New Mexico Oncology and Hematology Consultants, Ltd. v. Presbyterian Healthcare Services et al
Filing
873
MEMORANDUM OPINION AND ORDER by District Judge Martha Vazquez; IT IS THEREFORE ORDERED that Defendants' Motion for Extension of Time to File Notice of Cross- Appeal 860 is GRANTED, as follows: Defendants are permitted to file a notice of cross-appeal no later than five (5) days after entry of this Memorandum Opinion and Order. (mjr)
UNITED STATES DISTRICT COURT
DISTRICT OF NEW MEXICO
NEW MEXICO ONCOLOGY AND
HEMATOLOGY CONSULTANTS, LTD.,
Plaintiff,
v.
Civ. No. 12-00526 MV/GBW
PRESBYTERIAN HEALTHCARE SERVICES,
PRESBYTERIAN NETWORK, INC.,
PRESBYTERIAN INSURANCE COMPANY, INC.,
and PRESBYTERIAN HEALTH PLAN, INC.
Defendants.
MEMORANDUM OPINION AND ORDER
THIS MATTER comes before the Court on Defendants’ Amended Motion for Extension
of Time to File Notice of Cross-Appeal [Doc. 870]. The Court, having considered the motion,
briefs, and relevant law, and being otherwise fully informed, finds that Defendants’ Motion is
well-taken and will be granted.
BACKGROUND
On November 14, 2019, the Court entered a Memorandum Opinion and Order granting
Defendants’ Motion for Summary Judgment, Doc. 624, as follows: (1) dismissing with
prejudice Plaintiff’s federal and state antitrust claims, set forth in Counts I, III, IV, and VI of the
Third Amended Complaint; and (2) dismissing without prejudice Plaintiff’s pendent state law
claims for tortious interference with contractual relations and unfair competition, set forth in
Counts VII, VIII, and X of the Third Amended Complaint. Doc. 848. At the same time, the
Court entered a Judgment dismissing this action, reflecting the dismissal with prejudice of the
antitrust claims and the dismissal without prejudice of the pendent state law claims. Doc. 849.
On December 12, 2019, Plaintiff filed a Notice of Appeal. Doc. 851. The Notice of
Appeal indicates that Plaintiff “appeals to the Tenth Circuit Court of Appeals from the Final
Judgment filed November 14, 2019 [Doc. No. 849] and from the Memorandum Opinion and
Order filed November 14, 2019 [Doc. No. 848].” Id. The following day, on December 13,
2019, Plaintiffs commenced an action in New Mexico state court (the “State Court Action”)

◆ Records ◆

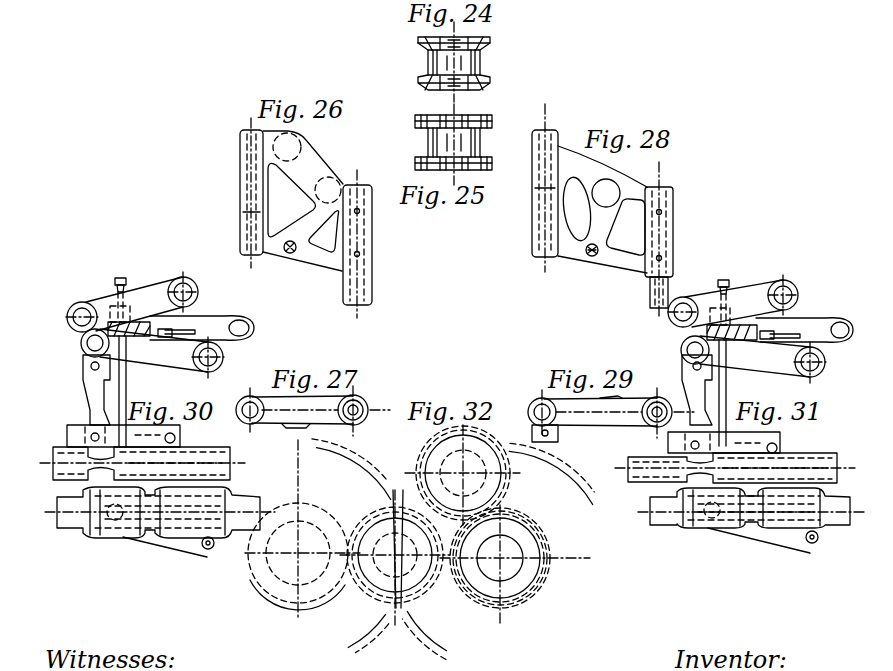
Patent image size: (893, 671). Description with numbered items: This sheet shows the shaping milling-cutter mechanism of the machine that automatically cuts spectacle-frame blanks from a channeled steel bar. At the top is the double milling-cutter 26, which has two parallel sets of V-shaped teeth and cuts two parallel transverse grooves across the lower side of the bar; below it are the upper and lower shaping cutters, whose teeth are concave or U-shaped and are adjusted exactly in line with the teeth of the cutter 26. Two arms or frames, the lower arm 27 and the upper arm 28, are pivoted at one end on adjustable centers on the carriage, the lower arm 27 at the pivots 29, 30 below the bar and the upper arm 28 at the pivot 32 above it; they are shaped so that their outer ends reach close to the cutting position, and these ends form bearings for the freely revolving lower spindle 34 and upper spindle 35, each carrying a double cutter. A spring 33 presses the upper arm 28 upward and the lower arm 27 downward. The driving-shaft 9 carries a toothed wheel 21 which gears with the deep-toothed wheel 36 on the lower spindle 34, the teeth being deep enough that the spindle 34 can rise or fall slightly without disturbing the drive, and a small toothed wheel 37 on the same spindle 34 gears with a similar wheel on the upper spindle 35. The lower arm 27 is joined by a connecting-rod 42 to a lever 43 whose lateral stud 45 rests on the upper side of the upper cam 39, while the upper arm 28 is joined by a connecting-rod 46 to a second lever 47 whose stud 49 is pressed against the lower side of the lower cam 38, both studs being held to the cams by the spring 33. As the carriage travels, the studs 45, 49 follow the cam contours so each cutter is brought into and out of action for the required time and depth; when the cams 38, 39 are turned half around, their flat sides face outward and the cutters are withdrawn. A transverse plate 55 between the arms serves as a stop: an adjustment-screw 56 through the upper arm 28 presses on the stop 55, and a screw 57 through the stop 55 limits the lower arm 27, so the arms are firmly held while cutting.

--

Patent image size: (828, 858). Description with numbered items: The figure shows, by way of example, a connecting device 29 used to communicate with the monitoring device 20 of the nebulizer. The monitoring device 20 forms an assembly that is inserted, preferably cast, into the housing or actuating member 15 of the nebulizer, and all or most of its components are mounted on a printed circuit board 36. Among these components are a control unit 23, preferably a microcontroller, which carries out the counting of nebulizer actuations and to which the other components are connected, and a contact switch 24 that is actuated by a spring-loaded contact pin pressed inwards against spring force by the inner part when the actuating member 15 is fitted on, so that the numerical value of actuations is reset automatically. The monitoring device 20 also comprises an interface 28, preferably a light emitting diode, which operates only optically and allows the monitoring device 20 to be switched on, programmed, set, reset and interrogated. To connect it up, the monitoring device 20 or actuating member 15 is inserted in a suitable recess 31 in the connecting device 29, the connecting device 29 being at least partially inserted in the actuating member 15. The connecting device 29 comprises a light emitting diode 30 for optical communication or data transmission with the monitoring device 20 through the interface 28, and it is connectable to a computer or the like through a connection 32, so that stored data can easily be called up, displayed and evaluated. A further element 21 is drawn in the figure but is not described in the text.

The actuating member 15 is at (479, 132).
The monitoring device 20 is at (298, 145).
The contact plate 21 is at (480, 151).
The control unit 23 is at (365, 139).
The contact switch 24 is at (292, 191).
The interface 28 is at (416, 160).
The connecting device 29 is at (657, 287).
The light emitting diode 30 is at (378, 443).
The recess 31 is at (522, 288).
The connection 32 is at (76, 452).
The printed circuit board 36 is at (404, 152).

--

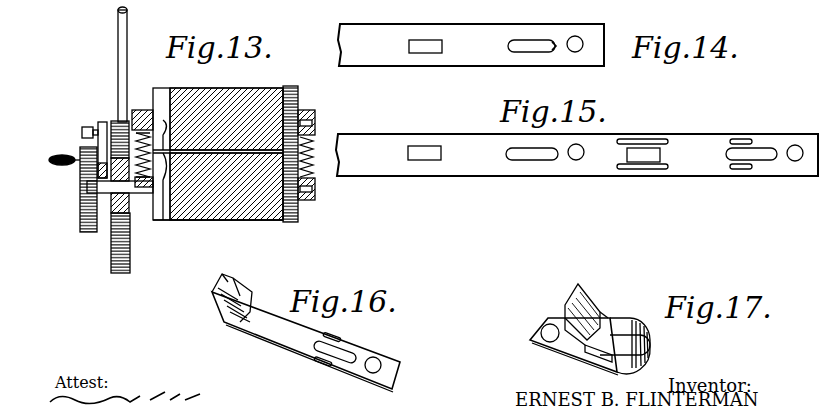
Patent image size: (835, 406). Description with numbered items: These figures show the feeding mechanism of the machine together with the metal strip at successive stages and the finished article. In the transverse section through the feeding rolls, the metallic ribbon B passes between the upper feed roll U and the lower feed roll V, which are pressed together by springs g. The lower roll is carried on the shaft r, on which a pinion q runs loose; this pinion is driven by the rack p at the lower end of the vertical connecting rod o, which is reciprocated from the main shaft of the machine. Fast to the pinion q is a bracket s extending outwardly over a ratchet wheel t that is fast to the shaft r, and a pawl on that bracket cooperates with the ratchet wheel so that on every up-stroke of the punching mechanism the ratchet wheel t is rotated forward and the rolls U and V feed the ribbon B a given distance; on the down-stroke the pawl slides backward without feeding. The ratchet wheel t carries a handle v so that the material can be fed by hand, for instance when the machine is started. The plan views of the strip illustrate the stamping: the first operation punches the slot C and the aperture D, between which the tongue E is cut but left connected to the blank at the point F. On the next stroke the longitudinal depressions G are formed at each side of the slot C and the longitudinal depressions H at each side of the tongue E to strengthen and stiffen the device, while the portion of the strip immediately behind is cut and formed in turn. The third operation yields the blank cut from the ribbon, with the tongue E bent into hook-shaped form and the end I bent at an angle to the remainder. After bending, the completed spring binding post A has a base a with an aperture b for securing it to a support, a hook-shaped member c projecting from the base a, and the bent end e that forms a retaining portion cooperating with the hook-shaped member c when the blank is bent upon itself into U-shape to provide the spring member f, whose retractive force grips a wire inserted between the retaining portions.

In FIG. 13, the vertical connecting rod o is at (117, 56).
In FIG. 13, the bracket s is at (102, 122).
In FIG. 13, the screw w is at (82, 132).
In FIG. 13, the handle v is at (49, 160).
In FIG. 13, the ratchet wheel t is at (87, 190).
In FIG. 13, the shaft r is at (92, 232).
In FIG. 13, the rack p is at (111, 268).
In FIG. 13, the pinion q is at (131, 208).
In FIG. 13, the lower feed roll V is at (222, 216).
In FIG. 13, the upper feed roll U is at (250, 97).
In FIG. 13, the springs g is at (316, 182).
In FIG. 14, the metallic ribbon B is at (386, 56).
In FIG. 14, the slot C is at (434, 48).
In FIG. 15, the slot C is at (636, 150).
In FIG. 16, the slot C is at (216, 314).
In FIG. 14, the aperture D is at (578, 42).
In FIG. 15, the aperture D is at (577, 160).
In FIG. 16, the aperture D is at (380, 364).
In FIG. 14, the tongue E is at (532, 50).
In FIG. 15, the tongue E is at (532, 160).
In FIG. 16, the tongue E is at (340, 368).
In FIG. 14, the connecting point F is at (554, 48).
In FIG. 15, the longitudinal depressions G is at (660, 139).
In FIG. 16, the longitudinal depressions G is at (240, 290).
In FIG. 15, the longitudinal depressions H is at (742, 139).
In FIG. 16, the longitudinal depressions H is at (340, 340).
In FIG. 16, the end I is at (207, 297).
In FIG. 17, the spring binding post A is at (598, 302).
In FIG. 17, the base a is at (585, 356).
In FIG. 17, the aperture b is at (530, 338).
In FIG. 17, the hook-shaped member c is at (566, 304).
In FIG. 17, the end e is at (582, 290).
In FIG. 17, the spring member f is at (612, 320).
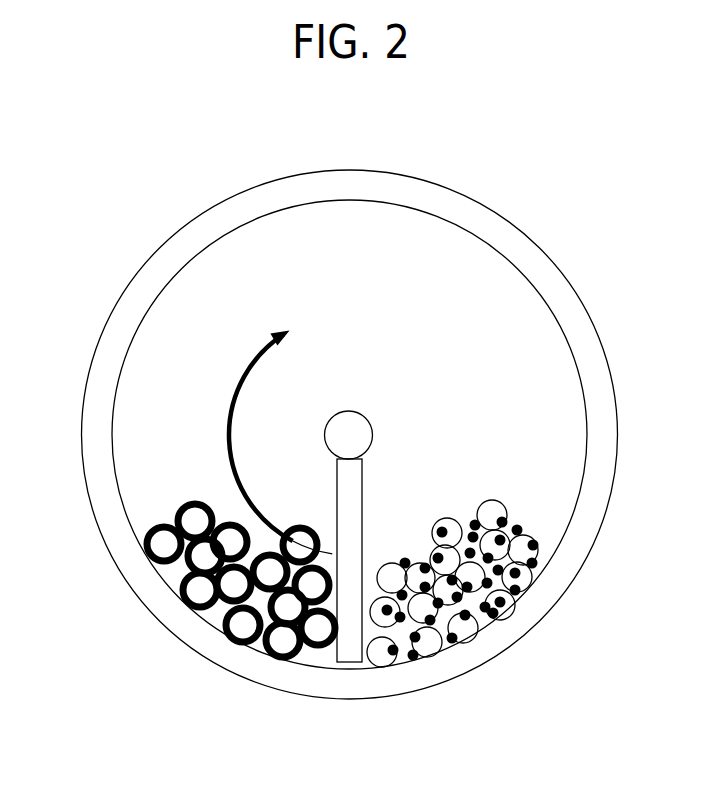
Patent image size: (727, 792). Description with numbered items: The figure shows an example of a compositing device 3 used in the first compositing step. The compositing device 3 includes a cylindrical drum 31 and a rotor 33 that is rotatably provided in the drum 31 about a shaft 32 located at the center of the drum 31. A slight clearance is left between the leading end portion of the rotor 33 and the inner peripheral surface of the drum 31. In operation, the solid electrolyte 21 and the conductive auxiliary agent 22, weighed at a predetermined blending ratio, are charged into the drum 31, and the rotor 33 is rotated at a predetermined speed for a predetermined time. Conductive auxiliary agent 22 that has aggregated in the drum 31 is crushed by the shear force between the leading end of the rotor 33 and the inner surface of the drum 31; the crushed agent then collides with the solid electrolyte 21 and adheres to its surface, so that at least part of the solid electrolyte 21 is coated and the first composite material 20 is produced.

◆ What you will do ◆
• A. In the court order, on what date did the Plaintiff file its Notice of Appeal?
• B. Extend the court order by writing the next portion after its final line.

◆ Responses for each task ◆
• A. December 12, 2019.

• B.
against two of the Defendants herein, Presbyterian Healthcare Services (“PHS”) and Presbyterian
Health Plan (“PHP”), setting forth the two causes of action – common law unfair competition
and tortious interference with existing and prospective economic advantage – that this Court had
dismissed without prejudice. Doc. 862-3.
On December 27, 2019, Plaintiff filed its Docketing Statement with the Tenth Circuit.
Doc. 862-2. The Docketing Statement indicates that “Plaintiffs are not appealing from the
district court’s remand of the remaining state law claims to state court.” Id. at 7. On January
13, 2020, 18 days after their time for filing a notice of cross-appeal had elapsed, Defendants filed
their motion seeking an extension of time to file a notice of “conditional” cross-appeal. Doc.
860. On February 26, 2020, Defendants filed an amended version of their motion. Doc. 870.
Specifically, Defendants seek to appeal the Court’s dismissal of Plaintiff’s state law claims “in
the unlikely event that the Court’s judgment on the antitrust claims is reversed.” Doc. 870 at 3.
On January 28, 2020, Defendants filed a motion to dismiss or stay the State Court Action
pending resolution of the appeal before the Tenth Circuit in the instant matter. Doc. 866-2.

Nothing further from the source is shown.